— begin —

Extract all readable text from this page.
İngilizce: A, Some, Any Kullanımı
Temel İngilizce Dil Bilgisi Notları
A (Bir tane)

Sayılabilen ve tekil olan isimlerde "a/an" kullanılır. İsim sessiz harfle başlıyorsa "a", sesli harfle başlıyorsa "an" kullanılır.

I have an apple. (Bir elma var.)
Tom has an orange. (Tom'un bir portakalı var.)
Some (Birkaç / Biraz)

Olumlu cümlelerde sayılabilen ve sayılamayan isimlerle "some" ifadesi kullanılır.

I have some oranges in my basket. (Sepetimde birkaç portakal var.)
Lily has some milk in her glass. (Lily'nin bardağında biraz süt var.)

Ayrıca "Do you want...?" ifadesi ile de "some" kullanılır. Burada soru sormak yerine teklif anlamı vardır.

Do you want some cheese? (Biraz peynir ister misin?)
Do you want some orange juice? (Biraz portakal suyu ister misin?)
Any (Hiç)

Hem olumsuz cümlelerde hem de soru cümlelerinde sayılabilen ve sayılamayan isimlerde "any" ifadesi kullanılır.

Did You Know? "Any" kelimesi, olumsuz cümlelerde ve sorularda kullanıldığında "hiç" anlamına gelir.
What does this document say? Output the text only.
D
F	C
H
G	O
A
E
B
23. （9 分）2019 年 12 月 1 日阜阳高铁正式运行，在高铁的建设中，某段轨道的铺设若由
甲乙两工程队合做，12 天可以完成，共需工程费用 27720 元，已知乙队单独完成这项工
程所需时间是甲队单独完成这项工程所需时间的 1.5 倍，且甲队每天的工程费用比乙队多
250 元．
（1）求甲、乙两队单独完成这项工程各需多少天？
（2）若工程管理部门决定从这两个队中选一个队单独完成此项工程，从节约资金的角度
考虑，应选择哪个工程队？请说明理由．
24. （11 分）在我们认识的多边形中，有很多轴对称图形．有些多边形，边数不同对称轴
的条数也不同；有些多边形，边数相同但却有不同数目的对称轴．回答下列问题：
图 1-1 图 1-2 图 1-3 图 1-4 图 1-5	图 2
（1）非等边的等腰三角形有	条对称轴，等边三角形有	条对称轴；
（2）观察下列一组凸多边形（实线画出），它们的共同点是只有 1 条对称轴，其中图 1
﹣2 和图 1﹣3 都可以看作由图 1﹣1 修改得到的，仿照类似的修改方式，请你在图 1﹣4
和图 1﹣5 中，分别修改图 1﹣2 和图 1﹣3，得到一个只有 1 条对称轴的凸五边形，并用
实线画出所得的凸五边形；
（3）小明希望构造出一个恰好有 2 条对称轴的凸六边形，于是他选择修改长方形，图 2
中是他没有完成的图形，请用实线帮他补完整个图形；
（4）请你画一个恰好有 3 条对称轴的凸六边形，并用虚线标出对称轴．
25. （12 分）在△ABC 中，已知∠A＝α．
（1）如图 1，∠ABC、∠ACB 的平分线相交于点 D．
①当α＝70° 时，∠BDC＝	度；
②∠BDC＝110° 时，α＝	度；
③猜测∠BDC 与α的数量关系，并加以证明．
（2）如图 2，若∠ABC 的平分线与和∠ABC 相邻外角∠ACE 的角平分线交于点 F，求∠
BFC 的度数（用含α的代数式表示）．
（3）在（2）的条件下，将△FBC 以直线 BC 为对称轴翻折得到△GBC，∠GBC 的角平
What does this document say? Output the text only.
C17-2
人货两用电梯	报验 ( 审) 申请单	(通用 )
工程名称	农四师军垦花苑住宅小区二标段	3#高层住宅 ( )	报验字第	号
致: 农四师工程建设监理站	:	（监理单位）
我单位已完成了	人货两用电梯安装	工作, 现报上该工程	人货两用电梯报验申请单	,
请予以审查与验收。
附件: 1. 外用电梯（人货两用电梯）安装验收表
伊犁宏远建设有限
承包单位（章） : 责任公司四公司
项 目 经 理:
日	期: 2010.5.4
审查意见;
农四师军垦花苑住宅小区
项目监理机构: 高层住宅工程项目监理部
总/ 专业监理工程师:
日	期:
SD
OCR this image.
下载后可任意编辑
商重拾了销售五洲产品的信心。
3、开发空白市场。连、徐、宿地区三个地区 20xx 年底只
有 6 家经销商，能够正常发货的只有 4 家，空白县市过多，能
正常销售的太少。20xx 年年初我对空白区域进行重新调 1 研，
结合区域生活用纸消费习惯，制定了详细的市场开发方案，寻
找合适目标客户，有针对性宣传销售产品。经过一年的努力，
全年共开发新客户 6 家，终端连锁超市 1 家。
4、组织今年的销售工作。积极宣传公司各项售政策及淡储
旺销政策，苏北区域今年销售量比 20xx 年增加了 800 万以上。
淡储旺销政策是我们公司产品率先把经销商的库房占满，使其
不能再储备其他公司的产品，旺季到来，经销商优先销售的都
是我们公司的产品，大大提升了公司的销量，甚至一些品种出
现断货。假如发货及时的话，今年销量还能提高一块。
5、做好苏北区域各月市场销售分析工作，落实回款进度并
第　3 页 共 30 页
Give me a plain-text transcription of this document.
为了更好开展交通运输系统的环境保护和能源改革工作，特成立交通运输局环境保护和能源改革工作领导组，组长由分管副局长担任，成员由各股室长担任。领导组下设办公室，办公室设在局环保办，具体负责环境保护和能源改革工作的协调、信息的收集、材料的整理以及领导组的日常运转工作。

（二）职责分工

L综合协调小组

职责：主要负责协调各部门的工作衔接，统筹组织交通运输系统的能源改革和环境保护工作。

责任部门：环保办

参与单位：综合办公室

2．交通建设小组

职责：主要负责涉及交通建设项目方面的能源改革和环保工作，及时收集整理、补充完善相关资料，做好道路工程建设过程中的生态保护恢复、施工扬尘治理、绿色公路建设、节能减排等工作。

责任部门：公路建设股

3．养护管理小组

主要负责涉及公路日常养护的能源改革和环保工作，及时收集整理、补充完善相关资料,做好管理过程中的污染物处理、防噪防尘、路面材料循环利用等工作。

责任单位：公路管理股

— end —

Exercise brief:
Repeat the material above in full, keeping every word.

Worked solution:
Extract all readable text from this page.
İngilizce: A, Some, Any Kullanımı
Temel İngilizce Dil Bilgisi Notları
A (Bir tane)

Sayılabilen ve tekil olan isimlerde "a/an" kullanılır. İsim sessiz harfle başlıyorsa "a", sesli harfle başlıyorsa "an" kullanılır.

I have an apple. (Bir elma var.)
Tom has an orange. (Tom'un bir portakalı var.)
Some (Birkaç / Biraz)

Olumlu cümlelerde sayılabilen ve sayılamayan isimlerle "some" ifadesi kullanılır.

I have some oranges in my basket. (Sepetimde birkaç portakal var.)
Lily has some milk in her glass. (Lily'nin bardağında biraz süt var.)

Ayrıca "Do you want...?" ifadesi ile de "some" kullanılır. Burada soru sormak yerine teklif anlamı vardır.

Do you want some cheese? (Biraz peynir ister misin?)
Do you want some orange juice? (Biraz portakal suyu ister misin?)
Any (Hiç)

Hem olumsuz cümlelerde hem de soru cümlelerinde sayılabilen ve sayılamayan isimlerde "any" ifadesi kullanılır.

Did You Know? "Any" kelimesi, olumsuz cümlelerde ve sorularda kullanıldığında "hiç" anlamına gelir.
What does this document say? Output the text only.
D
F	C
H
G	O
A
E
B
23. （9 分）2019 年 12 月 1 日阜阳高铁正式运行，在高铁的建设中，某段轨道的铺设若由
甲乙两工程队合做，12 天可以完成，共需工程费用 27720 元，已知乙队单独完成这项工
程所需时间是甲队单独完成这项工程所需时间的 1.5 倍，且甲队每天的工程费用比乙队多
250 元．
（1）求甲、乙两队单独完成这项工程各需多少天？
（2）若工程管理部门决定从这两个队中选一个队单独完成此项工程，从节约资金的角度
考虑，应选择哪个工程队？请说明理由．
24. （11 分）在我们认识的多边形中，有很多轴对称图形．有些多边形，边数不同对称轴
的条数也不同；有些多边形，边数相同但却有不同数目的对称轴．回答下列问题：
图 1-1 图 1-2 图 1-3 图 1-4 图 1-5	图 2
（1）非等边的等腰三角形有	条对称轴，等边三角形有	条对称轴；
（2）观察下列一组凸多边形（实线画出），它们的共同点是只有 1 条对称轴，其中图 1
﹣2 和图 1﹣3 都可以看作由图 1﹣1 修改得到的，仿照类似的修改方式，请你在图 1﹣4
和图 1﹣5 中，分别修改图 1﹣2 和图 1﹣3，得到一个只有 1 条对称轴的凸五边形，并用
实线画出所得的凸五边形；
（3）小明希望构造出一个恰好有 2 条对称轴的凸六边形，于是他选择修改长方形，图 2
中是他没有完成的图形，请用实线帮他补完整个图形；
（4）请你画一个恰好有 3 条对称轴的凸六边形，并用虚线标出对称轴．
25. （12 分）在△ABC 中，已知∠A＝α．
（1）如图 1，∠ABC、∠ACB 的平分线相交于点 D．
①当α＝70° 时，∠BDC＝	度；
②∠BDC＝110° 时，α＝	度；
③猜测∠BDC 与α的数量关系，并加以证明．
（2）如图 2，若∠ABC 的平分线与和∠ABC 相邻外角∠ACE 的角平分线交于点 F，求∠
BFC 的度数（用含α的代数式表示）．
（3）在（2）的条件下，将△FBC 以直线 BC 为对称轴翻折得到△GBC，∠GBC 的角平
What does this document say? Output the text only.
C17-2
人货两用电梯	报验 ( 审) 申请单	(通用 )
工程名称	农四师军垦花苑住宅小区二标段	3#高层住宅 ( )	报验字第	号
致: 农四师工程建设监理站	:	（监理单位）
我单位已完成了	人货两用电梯安装	工作, 现报上该工程	人货两用电梯报验申请单	,
请予以审查与验收。
附件: 1. 外用电梯（人货两用电梯）安装验收表
伊犁宏远建设有限
承包单位（章） : 责任公司四公司
项 目 经 理:
日	期: 2010.5.4
审查意见;
农四师军垦花苑住宅小区
项目监理机构: 高层住宅工程项目监理部
总/ 专业监理工程师:
日	期:
SD
OCR this image.
下载后可任意编辑
商重拾了销售五洲产品的信心。
3、开发空白市场。连、徐、宿地区三个地区 20xx 年底只
有 6 家经销商，能够正常发货的只有 4 家，空白县市过多，能
正常销售的太少。20xx 年年初我对空白区域进行重新调 1 研，
结合区域生活用纸消费习惯，制定了详细的市场开发方案，寻
找合适目标客户，有针对性宣传销售产品。经过一年的努力，
全年共开发新客户 6 家，终端连锁超市 1 家。
4、组织今年的销售工作。积极宣传公司各项售政策及淡储
旺销政策，苏北区域今年销售量比 20xx 年增加了 800 万以上。
淡储旺销政策是我们公司产品率先把经销商的库房占满，使其
不能再储备其他公司的产品，旺季到来，经销商优先销售的都
是我们公司的产品，大大提升了公司的销量，甚至一些品种出
现断货。假如发货及时的话，今年销量还能提高一块。
5、做好苏北区域各月市场销售分析工作，落实回款进度并
第　3 页 共 30 页
Give me a plain-text transcription of this document.
为了更好开展交通运输系统的环境保护和能源改革工作，特成立交通运输局环境保护和能源改革工作领导组，组长由分管副局长担任，成员由各股室长担任。领导组下设办公室，办公室设在局环保办，具体负责环境保护和能源改革工作的协调、信息的收集、材料的整理以及领导组的日常运转工作。

（二）职责分工

L综合协调小组

职责：主要负责协调各部门的工作衔接，统筹组织交通运输系统的能源改革和环境保护工作。

责任部门：环保办

参与单位：综合办公室

2．交通建设小组

职责：主要负责涉及交通建设项目方面的能源改革和环保工作，及时收集整理、补充完善相关资料，做好道路工程建设过程中的生态保护恢复、施工扬尘治理、绿色公路建设、节能减排等工作。

责任部门：公路建设股

3．养护管理小组

主要负责涉及公路日常养护的能源改革和环保工作，及时收集整理、补充完善相关资料,做好管理过程中的污染物处理、防噪防尘、路面材料循环利用等工作。

责任单位：公路管理股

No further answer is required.